*** Opening EXCERPTED PASSAGE ***
    I haven’t known you long, but see your light shining. Thank you for your wise words, and smiling face x

    1. Thank you Jacky for these lovely words. I believe with everything that I am that every person is of infinite value. bless you xx

  2. Thank you Liz. Do hope you are feeling a little better and on the way to recovery from your infections. When we have time and look around we see nurses and careers do work for the love of others

  3. Thank you for your wise words Liz. I hope you are feeling much better.
    My mother who is 96 has dementia and at times she sings, chants Psalm 23 and says the Lord’s Prayer.
    I bought her a CD 101 hits from World War 2 because most of the songs she sings are from at era. The carers have told me that if she gets distressed they take her to her room to listen to this CD and immediately calms her enough to sing along.
    Beliefs and music are so important.

    1. Oh that’s so beautiful Ann, to think of these songs calming your mum, speaking directly to her soul. Thank you and bless you and your mother. xx

  4. Thank you for your wise words Liz. I hope you are feeling much better.
*** Closing EXCERPTED PASSAGE ***
*** Opening DATA PROVIDED ***
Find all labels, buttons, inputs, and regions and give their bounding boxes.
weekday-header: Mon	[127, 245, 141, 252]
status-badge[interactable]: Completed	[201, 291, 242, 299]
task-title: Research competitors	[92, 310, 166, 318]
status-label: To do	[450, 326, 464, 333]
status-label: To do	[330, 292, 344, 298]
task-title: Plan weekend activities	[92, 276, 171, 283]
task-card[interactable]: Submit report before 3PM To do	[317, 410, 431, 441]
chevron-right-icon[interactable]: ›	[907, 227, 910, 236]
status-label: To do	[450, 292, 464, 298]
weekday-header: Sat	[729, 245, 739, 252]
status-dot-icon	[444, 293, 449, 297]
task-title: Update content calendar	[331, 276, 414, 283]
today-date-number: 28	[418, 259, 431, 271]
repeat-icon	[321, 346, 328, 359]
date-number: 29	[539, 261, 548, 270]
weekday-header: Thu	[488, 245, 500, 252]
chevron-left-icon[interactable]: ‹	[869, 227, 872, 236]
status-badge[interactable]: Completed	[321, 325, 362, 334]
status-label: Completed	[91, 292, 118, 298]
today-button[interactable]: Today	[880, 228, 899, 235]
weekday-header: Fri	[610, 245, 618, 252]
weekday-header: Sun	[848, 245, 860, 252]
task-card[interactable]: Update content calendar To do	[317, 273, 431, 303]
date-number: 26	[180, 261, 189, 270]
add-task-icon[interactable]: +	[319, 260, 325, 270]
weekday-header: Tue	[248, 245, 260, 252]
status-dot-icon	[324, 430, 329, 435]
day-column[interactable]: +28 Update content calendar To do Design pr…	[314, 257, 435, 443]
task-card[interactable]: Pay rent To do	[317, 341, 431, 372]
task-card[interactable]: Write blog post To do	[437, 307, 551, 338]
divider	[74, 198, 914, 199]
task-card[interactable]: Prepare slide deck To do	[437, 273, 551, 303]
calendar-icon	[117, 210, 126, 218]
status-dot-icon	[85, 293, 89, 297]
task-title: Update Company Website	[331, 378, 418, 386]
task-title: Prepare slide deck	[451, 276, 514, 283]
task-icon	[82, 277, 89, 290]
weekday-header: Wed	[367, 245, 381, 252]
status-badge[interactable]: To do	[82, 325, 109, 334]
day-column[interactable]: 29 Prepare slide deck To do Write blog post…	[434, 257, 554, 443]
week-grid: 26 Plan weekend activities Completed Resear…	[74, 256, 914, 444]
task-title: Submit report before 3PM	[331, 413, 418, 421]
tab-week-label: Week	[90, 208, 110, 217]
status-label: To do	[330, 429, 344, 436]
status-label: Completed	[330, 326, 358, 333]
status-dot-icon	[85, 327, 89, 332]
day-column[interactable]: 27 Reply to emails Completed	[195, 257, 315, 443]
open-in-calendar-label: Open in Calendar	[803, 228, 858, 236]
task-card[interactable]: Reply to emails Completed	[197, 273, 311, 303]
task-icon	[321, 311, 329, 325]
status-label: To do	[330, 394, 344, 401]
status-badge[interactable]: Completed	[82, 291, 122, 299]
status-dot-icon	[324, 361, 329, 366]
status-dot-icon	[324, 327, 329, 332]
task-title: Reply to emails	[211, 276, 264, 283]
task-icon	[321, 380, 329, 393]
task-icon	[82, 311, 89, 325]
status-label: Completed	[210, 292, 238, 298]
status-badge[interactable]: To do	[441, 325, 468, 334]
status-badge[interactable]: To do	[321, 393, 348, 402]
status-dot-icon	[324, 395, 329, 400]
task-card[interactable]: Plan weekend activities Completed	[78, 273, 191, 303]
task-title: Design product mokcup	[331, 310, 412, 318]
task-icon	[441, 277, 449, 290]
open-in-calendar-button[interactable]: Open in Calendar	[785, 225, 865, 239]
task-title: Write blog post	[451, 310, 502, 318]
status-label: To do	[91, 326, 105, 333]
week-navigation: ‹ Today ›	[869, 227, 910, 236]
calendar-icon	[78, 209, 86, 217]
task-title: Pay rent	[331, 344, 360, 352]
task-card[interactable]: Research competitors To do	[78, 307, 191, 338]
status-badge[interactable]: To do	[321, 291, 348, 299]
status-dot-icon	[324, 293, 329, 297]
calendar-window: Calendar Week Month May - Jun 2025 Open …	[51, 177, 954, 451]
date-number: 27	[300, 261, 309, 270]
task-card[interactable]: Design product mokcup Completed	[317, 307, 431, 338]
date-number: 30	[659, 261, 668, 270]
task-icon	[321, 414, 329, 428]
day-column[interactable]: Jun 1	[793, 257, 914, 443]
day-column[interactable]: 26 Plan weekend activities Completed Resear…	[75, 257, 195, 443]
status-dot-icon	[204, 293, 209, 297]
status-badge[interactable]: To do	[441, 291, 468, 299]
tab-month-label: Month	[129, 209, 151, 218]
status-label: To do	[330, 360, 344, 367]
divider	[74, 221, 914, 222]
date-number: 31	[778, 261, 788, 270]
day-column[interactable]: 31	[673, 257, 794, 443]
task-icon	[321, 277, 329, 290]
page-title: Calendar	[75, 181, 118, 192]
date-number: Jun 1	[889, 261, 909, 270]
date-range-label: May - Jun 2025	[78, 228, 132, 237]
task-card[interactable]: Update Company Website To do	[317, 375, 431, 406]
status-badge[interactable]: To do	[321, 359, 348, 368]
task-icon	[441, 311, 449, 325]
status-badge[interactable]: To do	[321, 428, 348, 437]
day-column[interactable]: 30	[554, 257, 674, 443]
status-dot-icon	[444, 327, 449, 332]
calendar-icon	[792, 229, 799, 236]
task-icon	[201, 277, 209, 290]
*** Closing DATA PROVIDED ***
● **TASK LIST**
**A.** In the comments, how old is the mother who has dementia?
**B.** Write out the comments starting with "I haven’t known" and going on through "the Lord’s Prayer.", renaming "Liz" as "Elizabeth".

● **SOLUTIONS BELOW**
**A.** She is 96.

**B.**
I haven’t known you long, but see your light shining. Thank you for your wise words, and smiling face x

    1. Thank you Jacky for these lovely words. I believe with everything that I am that every person is of infinite value. bless you xx

  2. Thank you Elizabeth. Do hope you are feeling a little better and on the way to recovery from your infections. When we have time and look around we see nurses and careers do work for the love of others

  3. Thank you for your wise words Elizabeth. I hope you are feeling much better.
    My mother who is 96 has dementia and at times she sings, chants Psalm 23 and says the Lord’s Prayer.